■ WRITTEN EXERCISE
Using the data below, copy each line that includes the word "Secciones".

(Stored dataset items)

◇ ◇ ◇

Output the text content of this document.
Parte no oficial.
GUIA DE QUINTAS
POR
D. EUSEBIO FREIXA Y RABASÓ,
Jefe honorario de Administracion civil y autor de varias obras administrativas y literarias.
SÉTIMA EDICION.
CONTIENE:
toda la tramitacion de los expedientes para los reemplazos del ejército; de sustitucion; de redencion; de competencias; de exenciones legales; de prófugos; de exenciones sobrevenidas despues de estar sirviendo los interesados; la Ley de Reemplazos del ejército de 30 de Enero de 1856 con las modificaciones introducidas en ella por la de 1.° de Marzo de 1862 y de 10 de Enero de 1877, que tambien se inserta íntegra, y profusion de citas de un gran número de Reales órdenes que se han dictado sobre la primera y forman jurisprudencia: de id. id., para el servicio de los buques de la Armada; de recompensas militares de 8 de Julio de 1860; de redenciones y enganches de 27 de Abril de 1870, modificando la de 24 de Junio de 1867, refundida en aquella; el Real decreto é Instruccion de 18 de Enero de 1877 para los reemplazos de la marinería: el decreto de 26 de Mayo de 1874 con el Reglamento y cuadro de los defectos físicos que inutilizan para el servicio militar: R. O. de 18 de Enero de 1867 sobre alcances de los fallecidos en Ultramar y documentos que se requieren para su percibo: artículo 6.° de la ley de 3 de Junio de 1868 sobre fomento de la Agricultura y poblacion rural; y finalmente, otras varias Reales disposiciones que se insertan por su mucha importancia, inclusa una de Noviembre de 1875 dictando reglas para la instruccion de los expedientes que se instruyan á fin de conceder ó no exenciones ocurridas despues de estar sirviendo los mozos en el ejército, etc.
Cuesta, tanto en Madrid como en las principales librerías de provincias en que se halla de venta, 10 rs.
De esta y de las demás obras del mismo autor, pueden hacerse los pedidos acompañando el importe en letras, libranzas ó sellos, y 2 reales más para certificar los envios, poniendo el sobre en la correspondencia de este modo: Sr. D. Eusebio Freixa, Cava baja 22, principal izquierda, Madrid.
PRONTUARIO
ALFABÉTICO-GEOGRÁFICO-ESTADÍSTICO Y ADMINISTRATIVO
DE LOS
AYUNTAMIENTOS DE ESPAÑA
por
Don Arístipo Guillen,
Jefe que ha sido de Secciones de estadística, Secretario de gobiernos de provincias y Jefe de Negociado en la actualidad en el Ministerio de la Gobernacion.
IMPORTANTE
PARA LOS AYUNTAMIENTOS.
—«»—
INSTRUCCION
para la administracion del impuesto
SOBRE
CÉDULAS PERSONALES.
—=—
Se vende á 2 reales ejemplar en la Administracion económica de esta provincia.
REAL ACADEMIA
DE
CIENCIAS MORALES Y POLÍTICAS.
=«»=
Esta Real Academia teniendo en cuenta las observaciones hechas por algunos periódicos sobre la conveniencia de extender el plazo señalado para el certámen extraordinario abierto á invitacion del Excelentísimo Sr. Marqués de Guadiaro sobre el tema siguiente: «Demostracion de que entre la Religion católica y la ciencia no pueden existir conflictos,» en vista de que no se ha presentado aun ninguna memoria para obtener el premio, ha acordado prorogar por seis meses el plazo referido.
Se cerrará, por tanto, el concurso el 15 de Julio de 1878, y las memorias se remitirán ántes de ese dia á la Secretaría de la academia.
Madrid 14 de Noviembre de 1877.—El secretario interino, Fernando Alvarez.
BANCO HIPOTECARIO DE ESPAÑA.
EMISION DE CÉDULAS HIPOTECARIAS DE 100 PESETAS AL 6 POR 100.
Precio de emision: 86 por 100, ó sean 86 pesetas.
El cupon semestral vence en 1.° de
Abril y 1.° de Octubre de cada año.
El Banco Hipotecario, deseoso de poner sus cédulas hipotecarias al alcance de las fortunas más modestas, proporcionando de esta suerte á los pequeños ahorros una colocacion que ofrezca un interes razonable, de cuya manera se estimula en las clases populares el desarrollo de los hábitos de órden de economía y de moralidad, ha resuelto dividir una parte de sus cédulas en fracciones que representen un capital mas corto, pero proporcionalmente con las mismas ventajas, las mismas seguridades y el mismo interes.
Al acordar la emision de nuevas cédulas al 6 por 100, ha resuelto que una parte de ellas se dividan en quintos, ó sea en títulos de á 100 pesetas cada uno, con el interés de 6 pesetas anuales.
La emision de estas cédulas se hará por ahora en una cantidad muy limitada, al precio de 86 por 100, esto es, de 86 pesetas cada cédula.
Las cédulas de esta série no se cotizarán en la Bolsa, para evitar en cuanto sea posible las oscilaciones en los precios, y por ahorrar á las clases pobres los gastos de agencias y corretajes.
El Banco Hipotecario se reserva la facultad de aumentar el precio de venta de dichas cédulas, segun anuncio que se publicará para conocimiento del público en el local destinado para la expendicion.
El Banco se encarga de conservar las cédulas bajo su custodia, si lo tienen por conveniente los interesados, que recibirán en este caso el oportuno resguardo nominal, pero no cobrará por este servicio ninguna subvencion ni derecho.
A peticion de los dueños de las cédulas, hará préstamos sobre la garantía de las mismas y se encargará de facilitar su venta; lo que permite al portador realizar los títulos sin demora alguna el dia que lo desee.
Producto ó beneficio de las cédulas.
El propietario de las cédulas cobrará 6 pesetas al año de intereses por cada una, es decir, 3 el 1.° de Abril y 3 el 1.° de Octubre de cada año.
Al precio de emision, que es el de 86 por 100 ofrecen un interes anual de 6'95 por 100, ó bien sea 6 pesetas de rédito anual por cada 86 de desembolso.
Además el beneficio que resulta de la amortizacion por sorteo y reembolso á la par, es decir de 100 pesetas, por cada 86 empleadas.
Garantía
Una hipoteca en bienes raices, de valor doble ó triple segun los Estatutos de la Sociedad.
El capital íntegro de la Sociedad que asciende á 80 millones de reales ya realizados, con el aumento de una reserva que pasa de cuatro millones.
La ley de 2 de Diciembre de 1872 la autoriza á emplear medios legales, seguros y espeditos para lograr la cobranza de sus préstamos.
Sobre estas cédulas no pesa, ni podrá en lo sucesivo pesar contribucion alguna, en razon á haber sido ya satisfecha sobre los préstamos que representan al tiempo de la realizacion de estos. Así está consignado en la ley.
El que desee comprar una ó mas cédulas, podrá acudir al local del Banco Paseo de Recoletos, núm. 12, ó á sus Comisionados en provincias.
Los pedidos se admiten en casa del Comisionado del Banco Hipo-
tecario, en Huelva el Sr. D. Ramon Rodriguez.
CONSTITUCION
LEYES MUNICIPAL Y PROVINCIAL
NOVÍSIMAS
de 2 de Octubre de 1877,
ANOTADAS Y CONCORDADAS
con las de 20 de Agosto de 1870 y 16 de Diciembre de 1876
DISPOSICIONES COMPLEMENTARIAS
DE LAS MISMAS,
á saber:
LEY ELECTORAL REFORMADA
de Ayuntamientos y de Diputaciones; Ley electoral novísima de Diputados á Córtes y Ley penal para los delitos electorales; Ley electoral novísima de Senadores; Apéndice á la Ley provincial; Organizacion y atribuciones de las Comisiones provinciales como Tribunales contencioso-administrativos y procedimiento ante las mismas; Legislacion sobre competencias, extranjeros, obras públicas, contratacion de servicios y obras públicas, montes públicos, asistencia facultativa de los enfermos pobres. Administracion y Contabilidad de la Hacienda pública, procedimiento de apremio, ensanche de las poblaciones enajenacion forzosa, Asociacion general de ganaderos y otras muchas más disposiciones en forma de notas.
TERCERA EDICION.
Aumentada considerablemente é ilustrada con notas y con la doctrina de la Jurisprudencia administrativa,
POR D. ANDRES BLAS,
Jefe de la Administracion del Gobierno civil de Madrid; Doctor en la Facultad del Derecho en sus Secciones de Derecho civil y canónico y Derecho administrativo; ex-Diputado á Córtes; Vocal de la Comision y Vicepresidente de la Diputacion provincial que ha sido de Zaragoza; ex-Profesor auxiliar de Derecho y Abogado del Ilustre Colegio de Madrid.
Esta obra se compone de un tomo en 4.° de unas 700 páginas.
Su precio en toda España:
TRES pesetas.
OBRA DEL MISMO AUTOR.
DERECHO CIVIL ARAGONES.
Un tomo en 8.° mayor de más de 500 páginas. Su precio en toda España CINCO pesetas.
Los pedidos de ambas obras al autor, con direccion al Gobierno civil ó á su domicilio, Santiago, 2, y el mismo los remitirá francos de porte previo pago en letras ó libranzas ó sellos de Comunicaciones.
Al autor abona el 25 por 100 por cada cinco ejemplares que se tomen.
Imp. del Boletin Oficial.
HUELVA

◇ ◇ ◇

■ RESPONSE TO THIS EXERCISE
Jefe que ha sido de Secciones de estadística, Secretario de gobiernos de provincias y Jefe de Negociado en la actualidad en el Ministerio de la Gobernacion.
Jefe de la Administracion del Gobierno civil de Madrid; Doctor en la Facultad del Derecho en sus Secciones de Derecho civil y canónico y Derecho administrativo; ex-Diputado á Córtes; Vocal de la Comision y Vicepresidente de la Diputacion provincial que ha sido de Zaragoza; ex-Profesor auxiliar de Derecho y Abogado del Ilustre Colegio de Madrid.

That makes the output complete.